— Begin EXCERPTED TEXT —
What could be effect of Section 17 of Trademark Act 1999 in relation to Suit pertaining to infringement of Trademark, if the registered Trademark is a composite Trademark, comprised of various elements including Word and Device?

The subject matter Suit was filed by the Appellant on the basis of proprietary rights in the Trademark GOLD WINNER since the year 1999 in relation to their business of dhall and flour.

They also claimed to be registered proprietor of Trademark GOLD WINNER Label in class 30. Accordingly the Appellant was claiming statutory as well as common law rights in relation to Trademark GOLD WINNER Label.

The subject matter Suit was filed by the Appellant against the Respondent on the ground that Respondent was the subsequent user of trademark GOLD WINNER in relation to Dhall only since the year 2005.

However the Appellant was not able to succeed in its effort and relief was declined in the suit by the Ld. Trial Judge. Being aggrieved of the same, the Appellant filed the subject matter Appeal.

The case of the Respondent was that the same has adopted the Trademark GOLD WINNER in relation to edible oil in the year 1993.Hence the Respondent was the prior adopter of Trademark GOLD WINNER.

The Respondent, in the year 2005 extended their business in relation to Dhall as well and the same being natural business expansion, the Respondent was very much entitled to do so.

Another defence of the Respondent was that Appellants registered Trademark was a composite Trademark comprising of word GOLD WINNER, the device of a running man, the text  Trade Mark and Toor dhall and several other elements and there was no separate registration for the word mark GOLD WINNER.

Hence by virtue of Section 17 of the Trademarks Act 1999, the Appellant could not have asserted exclusive right over the word GOLD WINNER.

In order to appreciate this argument of the Respondent, Section 17 of the Trademarks Act 1999 is reproduced as under:

17. Effect Of Registration Of Parts Of A Mark:
  1. When a trade mark consists of several matters, its registration shall confer on the proprietor exclusive right to the use of the trade mark taken as a whole.
— End EXCERPTED TEXT —
— Begin STORED RECORDS —
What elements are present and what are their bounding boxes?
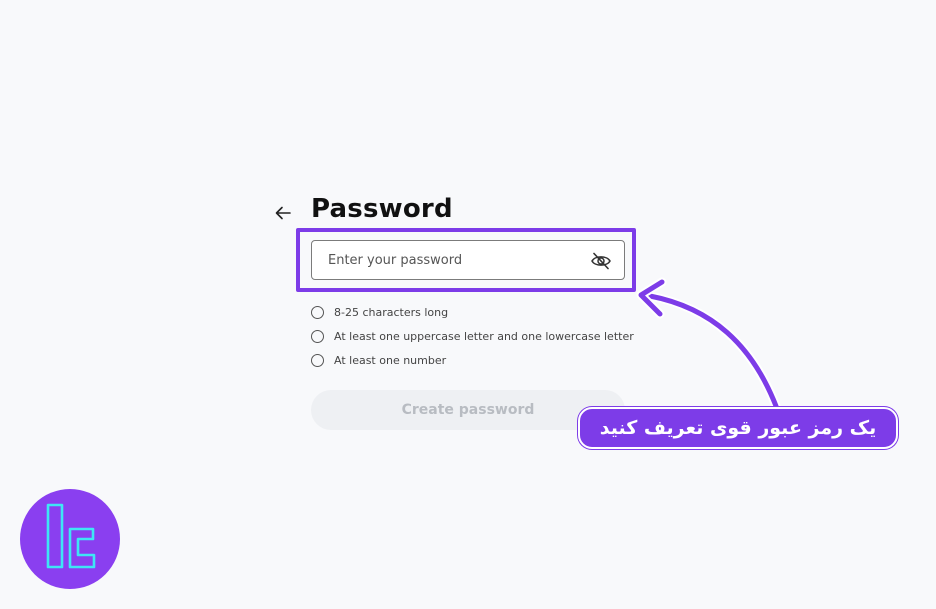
page-title: Password: [311, 194, 453, 224]
requirement-status-icon: [311, 305, 324, 319]
show-password-toggle[interactable]: [590, 250, 612, 272]
back-button[interactable]: [272, 202, 294, 224]
requirement-label: 8-25 characters long: [334, 305, 449, 319]
brand-logo: [20, 489, 120, 589]
password-requirements: 8-25 characters long At least one upperc…: [311, 300, 634, 372]
eye-slash-icon: [591, 252, 611, 270]
brand-logo-icon: [46, 503, 96, 569]
requirement-status-icon: [311, 353, 324, 367]
arrow-left-icon: [275, 206, 291, 220]
requirement-status-icon: [311, 329, 324, 343]
password-input[interactable]: [312, 241, 582, 279]
password-field[interactable]: [311, 240, 625, 280]
annotation-callout: یک رمز عبور قوی تعریف کنید: [578, 407, 898, 449]
requirement-length: 8-25 characters long: [311, 300, 634, 324]
requirement-case: At least one uppercase letter and one lo…: [311, 324, 634, 348]
password-page: Password 8-25 characters long At least o…: [0, 0, 936, 609]
requirement-label: At least one number: [334, 353, 447, 367]
requirement-label: At least one uppercase letter and one lo…: [334, 329, 634, 343]
requirement-number: At least one number: [311, 348, 634, 372]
— End STORED RECORDS —
#### SHORT PROBLEM 1:
According to the excerpt on the GOLD WINNER trademark dispute, in what year did the Respondent say it adopted GOLD WINNER for edible oil?
#### SHORT PROBLEM 2:
Pick up the excerpt on the GOLD WINNER trademark dispute after its last sentence and carry it forward.
The lines above are separate material and are not part of the excerpt on the GOLD WINNER trademark dispute.

#### EXERCISE RESULT 1:
1993

#### EXERCISE RESULT 2:
  2. Notwithstanding anything contained in sub-section (1), when a trade mark:
    1. contains any part:
      1. which is not the subject of a separate application by the proprietor for registration as a trade mark; or
      2. which is not separately registered by the proprietor as a trade mark or
    2. contains any matter which is common to the trade or is otherwise of a non-distinctive character, the registration thereof shall not confer any exclusive right in the matter forming only a part of the whole of the trade mark so registered.

From perusal of afore mentioned provision, it is apparent that if a registered is a composite label, the registered Proprietor would get right over the composite Label as a whole and can not assert exclusive right over any part of or any element of the composite label.

The Appellant sought to repel this argument by relying upon anti dissection rule, which provides that while making comparison between the two composite label trademarks, the essential feature of the Trademark has to be seen and not any part of it.

However the Honble Division Bench rejected this argument of the Appellant after observing that in the present case, the Appellant has failed to establish that the word GOLD WINNER is the most distinctive element of the Appellants Trademark.

Relief of passing off was also declined on the ground that Respondent has already developed goodwill and reputation in the market. Because of user of Respondents there was least possibility of confusion and deception in the market. Accordingly the Honble Division dismissed the Appeal.

Thus it is apparent that embargo of Section 17 of the Trademarks Act 1999 would be applicable to a composite Trademark only in case the Registered Proprietor fails in proving its any element of its composite label to be distinctive, as has been in the subject matter case.

Case Law Discussed:
S.N.R.Dhall Mill Vs Kaleesuwari Refinary Pvt. Ltd.

Order Date:26.07.2022
Case No. OSA 82 of 2021
High Court of Judicature at Madras
M Duraiswamy and Sunder Mohan , H.J.